Rewrite each line of the records below as a JSON list of strings, one string per line, leaving out blank lines and covering every record.

— START —

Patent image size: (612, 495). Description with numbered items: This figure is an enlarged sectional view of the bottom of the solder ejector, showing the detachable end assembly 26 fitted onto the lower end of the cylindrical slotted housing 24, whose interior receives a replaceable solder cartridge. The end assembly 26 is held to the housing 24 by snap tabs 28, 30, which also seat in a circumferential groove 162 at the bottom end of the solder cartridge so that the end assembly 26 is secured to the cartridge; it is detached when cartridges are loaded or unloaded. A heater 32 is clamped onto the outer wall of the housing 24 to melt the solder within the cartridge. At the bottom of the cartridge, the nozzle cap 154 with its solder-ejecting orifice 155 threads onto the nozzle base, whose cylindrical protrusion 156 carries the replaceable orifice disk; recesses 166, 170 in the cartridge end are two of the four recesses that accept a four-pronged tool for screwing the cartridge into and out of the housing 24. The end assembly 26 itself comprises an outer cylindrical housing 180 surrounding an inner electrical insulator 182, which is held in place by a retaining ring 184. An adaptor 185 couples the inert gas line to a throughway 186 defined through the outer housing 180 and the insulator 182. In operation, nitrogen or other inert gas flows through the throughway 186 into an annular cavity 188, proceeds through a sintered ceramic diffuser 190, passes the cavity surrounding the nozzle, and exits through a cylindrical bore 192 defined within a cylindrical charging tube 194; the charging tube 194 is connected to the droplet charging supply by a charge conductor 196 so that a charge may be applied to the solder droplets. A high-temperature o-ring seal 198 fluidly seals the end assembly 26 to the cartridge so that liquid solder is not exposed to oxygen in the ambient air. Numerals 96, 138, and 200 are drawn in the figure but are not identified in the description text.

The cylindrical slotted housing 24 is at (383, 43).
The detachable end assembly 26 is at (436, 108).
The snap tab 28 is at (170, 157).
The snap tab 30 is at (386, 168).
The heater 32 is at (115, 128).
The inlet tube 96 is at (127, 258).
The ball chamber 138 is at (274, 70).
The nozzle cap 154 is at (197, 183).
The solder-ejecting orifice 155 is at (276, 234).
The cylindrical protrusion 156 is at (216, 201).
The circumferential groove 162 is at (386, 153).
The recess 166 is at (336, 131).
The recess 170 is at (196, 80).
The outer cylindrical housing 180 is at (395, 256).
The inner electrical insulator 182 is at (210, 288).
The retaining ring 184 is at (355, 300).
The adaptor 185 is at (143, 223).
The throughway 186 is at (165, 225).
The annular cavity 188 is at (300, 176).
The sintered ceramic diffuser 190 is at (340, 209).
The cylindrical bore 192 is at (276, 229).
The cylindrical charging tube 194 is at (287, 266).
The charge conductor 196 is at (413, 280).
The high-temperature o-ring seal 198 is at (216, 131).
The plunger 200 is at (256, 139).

— END —

■ Answer to this problem ■
[
  "Patent image size: (612, 495). Description with numbered items: This figure is an enlarged sectional view of the bottom of the solder ejector, showing the detachable end assembly 26 fitted onto the lower end of the cylindrical slotted housing 24, whose interior receives a replaceable solder cartridge. The end assembly 26 is held to the housing 24 by snap tabs 28, 30, which also seat in a circumferential groove 162 at the bottom end of the solder cartridge so that the end assembly 26 is secured to the cartridge; it is detached when cartridges are loaded or unloaded. A heater 32 is clamped onto the outer wall of the housing 24 to melt the solder within the cartridge. At the bottom of the cartridge, the nozzle cap 154 with its solder-ejecting orifice 155 threads onto the nozzle base, whose cylindrical protrusion 156 carries the replaceable orifice disk; recesses 166, 170 in the cartridge end are two of the four recesses that accept a four-pronged tool for screwing the cartridge into and out of the housing 24. The end assembly 26 itself comprises an outer cylindrical housing 180 surrounding an inner electrical insulator 182, which is held in place by a retaining ring 184. An adaptor 185 couples the inert gas line to a throughway 186 defined through the outer housing 180 and the insulator 182. In operation, nitrogen or other inert gas flows through the throughway 186 into an annular cavity 188, proceeds through a sintered ceramic diffuser 190, passes the cavity surrounding the nozzle, and exits through a cylindrical bore 192 defined within a cylindrical charging tube 194; the charging tube 194 is connected to the droplet charging supply by a charge conductor 196 so that a charge may be applied to the solder droplets. A high-temperature o-ring seal 198 fluidly seals the end assembly 26 to the cartridge so that liquid solder is not exposed to oxygen in the ambient air. Numerals 96, 138, and 200 are drawn in the figure but are not identified in the description text.",
  "The cylindrical slotted housing 24 is at (383, 43).",
  "The detachable end assembly 26 is at (436, 108).",
  "The snap tab 28 is at (170, 157).",
  "The snap tab 30 is at (386, 168).",
  "The heater 32 is at (115, 128).",
  "The inlet tube 96 is at (127, 258).",
  "The ball chamber 138 is at (274, 70).",
  "The nozzle cap 154 is at (197, 183).",
  "The solder-ejecting orifice 155 is at (276, 234).",
  "The cylindrical protrusion 156 is at (216, 201).",
  "The circumferential groove 162 is at (386, 153).",
  "The recess 166 is at (336, 131).",
  "The recess 170 is at (196, 80).",
  "The outer cylindrical housing 180 is at (395, 256).",
  "The inner electrical insulator 182 is at (210, 288).",
  "The retaining ring 184 is at (355, 300).",
  "The adaptor 185 is at (143, 223).",
  "The throughway 186 is at (165, 225).",
  "The annular cavity 188 is at (300, 176).",
  "The sintered ceramic diffuser 190 is at (340, 209).",
  "The cylindrical bore 192 is at (276, 229).",
  "The cylindrical charging tube 194 is at (287, 266).",
  "The charge conductor 196 is at (413, 280).",
  "The high-temperature o-ring seal 198 is at (216, 131).",
  "The plunger 200 is at (256, 139)."
]